## Exercise aim
Rewrite the lines from the one holding "List UI elements" through the one holding "392, 70, 411]", inclusive, swapping every "annotation-label" for "note-label" and keeping everything else the same. Leave out the pictures.
** Start of Source records **
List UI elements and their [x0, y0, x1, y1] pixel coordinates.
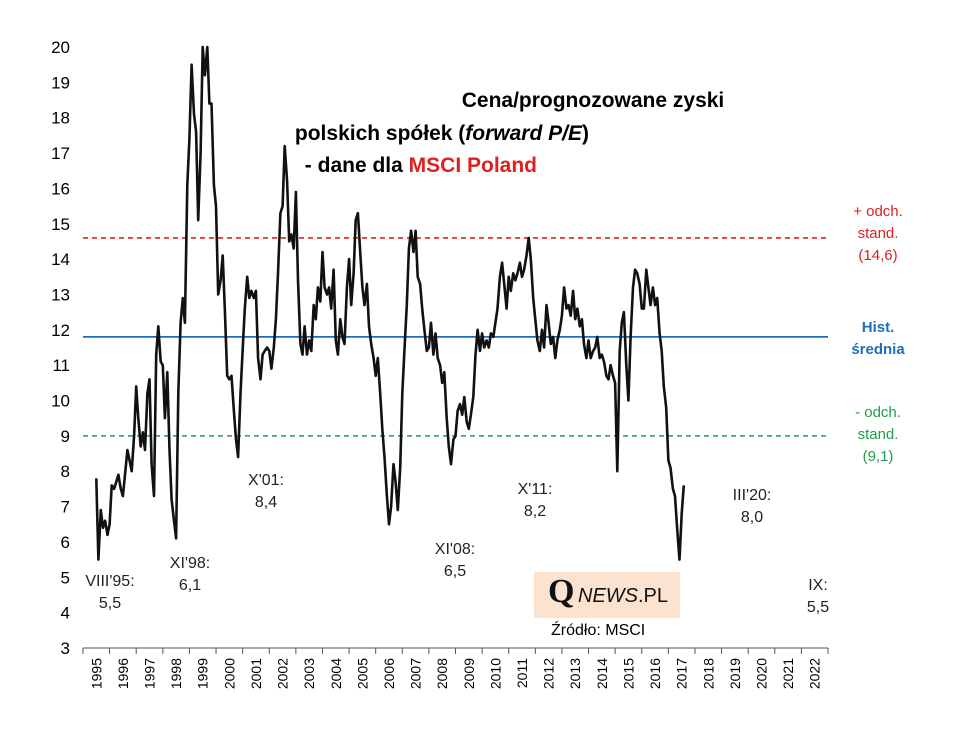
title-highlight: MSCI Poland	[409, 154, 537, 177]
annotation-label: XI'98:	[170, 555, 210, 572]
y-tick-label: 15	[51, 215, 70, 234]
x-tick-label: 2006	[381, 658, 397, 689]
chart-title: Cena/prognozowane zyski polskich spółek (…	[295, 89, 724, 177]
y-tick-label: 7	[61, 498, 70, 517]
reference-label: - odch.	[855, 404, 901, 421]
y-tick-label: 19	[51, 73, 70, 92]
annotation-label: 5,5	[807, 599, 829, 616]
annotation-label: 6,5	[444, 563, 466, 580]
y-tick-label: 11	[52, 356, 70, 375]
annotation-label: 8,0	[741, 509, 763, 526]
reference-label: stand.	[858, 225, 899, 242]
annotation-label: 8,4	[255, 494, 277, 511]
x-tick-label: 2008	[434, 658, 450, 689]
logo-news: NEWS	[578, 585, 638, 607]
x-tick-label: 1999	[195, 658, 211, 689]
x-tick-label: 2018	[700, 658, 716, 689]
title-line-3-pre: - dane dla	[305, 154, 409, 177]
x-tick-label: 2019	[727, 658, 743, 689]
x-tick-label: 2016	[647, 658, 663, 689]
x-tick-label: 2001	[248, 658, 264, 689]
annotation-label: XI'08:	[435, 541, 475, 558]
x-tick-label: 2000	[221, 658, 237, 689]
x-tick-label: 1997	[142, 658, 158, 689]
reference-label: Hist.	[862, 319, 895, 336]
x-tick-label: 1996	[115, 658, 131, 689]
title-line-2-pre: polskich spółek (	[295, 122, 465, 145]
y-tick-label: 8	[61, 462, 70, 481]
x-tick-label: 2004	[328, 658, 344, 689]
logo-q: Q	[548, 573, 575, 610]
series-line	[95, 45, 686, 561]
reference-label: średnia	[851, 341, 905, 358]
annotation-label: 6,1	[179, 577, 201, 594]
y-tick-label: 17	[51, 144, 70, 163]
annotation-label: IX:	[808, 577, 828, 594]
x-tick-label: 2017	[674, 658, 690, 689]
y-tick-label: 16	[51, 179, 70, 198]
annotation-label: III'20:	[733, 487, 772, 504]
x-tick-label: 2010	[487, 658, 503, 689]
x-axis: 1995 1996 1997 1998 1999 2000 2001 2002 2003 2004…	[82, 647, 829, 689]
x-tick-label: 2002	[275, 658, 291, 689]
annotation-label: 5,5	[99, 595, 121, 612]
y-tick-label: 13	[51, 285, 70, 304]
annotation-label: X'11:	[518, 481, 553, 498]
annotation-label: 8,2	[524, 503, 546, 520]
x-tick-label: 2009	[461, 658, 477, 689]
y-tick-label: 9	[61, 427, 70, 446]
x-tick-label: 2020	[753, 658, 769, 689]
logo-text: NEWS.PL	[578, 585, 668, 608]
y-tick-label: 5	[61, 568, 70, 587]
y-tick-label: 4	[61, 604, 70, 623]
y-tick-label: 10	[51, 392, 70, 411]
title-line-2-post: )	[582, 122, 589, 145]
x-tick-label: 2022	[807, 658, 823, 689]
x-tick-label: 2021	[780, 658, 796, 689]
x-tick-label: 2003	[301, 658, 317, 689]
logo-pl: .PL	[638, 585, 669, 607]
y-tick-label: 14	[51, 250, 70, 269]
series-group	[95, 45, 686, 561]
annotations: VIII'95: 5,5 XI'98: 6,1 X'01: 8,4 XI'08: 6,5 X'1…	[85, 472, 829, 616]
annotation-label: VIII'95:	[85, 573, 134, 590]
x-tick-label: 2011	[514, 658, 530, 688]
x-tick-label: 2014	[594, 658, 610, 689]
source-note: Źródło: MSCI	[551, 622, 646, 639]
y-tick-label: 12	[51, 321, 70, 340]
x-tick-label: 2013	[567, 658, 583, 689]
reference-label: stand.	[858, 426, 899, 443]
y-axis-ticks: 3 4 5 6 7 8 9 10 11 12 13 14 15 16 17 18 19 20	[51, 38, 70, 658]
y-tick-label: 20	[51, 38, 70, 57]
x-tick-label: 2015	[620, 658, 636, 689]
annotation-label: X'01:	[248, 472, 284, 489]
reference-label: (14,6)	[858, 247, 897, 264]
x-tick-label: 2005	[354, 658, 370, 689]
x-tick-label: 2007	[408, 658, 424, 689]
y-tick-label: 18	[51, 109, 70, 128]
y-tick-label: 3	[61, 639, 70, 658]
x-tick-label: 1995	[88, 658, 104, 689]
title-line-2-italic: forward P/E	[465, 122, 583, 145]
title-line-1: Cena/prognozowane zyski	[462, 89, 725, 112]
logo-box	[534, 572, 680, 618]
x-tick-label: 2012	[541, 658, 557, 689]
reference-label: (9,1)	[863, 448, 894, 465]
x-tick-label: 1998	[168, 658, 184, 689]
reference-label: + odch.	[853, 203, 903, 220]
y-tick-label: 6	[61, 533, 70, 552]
** End of Source records **
** Start of Source records **
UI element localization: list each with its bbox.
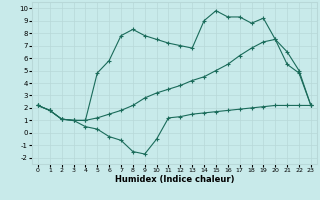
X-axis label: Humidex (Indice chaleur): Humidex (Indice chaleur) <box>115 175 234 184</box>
** End of Source records **
## Solution to this problem
List UI elements and their [x0, y0, x1, y1] pixel coordinates.
title-highlight: MSCI Poland	[409, 154, 537, 177]
note-label: XI'98:	[170, 555, 210, 572]
y-tick-label: 15	[51, 215, 70, 234]
x-tick-label: 2006	[381, 658, 397, 689]
chart-title: Cena/prognozowane zyski polskich spółek (…	[295, 89, 724, 177]
y-tick-label: 7	[61, 498, 70, 517]
reference-label: - odch.	[855, 404, 901, 421]
y-tick-label: 19	[51, 73, 70, 92]
note-label: 5,5	[807, 599, 829, 616]
note-label: 6,5	[444, 563, 466, 580]
y-tick-label: 11	[52, 356, 70, 375]
note-label: 8,0	[741, 509, 763, 526]
reference-label: stand.	[858, 225, 899, 242]
note-label: 8,4	[255, 494, 277, 511]
x-tick-label: 2008	[434, 658, 450, 689]
logo-news: NEWS	[578, 585, 638, 607]
x-tick-label: 1999	[195, 658, 211, 689]
x-tick-label: 2018	[700, 658, 716, 689]
title-line-3-pre: - dane dla	[305, 154, 409, 177]
x-tick-label: 2019	[727, 658, 743, 689]
x-tick-label: 2016	[647, 658, 663, 689]
x-tick-label: 2001	[248, 658, 264, 689]
note-label: XI'08:	[435, 541, 475, 558]
x-tick-label: 2000	[221, 658, 237, 689]
x-tick-label: 1997	[142, 658, 158, 689]
reference-label: Hist.	[862, 319, 895, 336]
x-tick-label: 1996	[115, 658, 131, 689]
title-line-2-pre: polskich spółek (	[295, 122, 465, 145]
y-tick-label: 8	[61, 462, 70, 481]
x-tick-label: 2004	[328, 658, 344, 689]
logo-q: Q	[548, 573, 575, 610]
series-line	[95, 45, 686, 561]
reference-label: średnia	[851, 341, 905, 358]
note-label: 6,1	[179, 577, 201, 594]
y-tick-label: 17	[51, 144, 70, 163]
note-label: IX:	[808, 577, 828, 594]
x-tick-label: 2017	[674, 658, 690, 689]
y-tick-label: 16	[51, 179, 70, 198]
note-label: III'20:	[733, 487, 772, 504]
x-tick-label: 2010	[487, 658, 503, 689]
x-axis: 1995 1996 1997 1998 1999 2000 2001 2002 2003 2004…	[82, 647, 829, 689]
x-tick-label: 2002	[275, 658, 291, 689]
note-label: 5,5	[99, 595, 121, 612]
y-tick-label: 13	[51, 285, 70, 304]
note-label: X'11:	[518, 481, 553, 498]
note-label: 8,2	[524, 503, 546, 520]
x-tick-label: 2009	[461, 658, 477, 689]
y-tick-label: 9	[61, 427, 70, 446]
x-tick-label: 2020	[753, 658, 769, 689]
logo-text: NEWS.PL	[578, 585, 668, 608]
y-tick-label: 5	[61, 568, 70, 587]
y-tick-label: 4	[61, 604, 70, 623]
y-tick-label: 10	[51, 392, 70, 411]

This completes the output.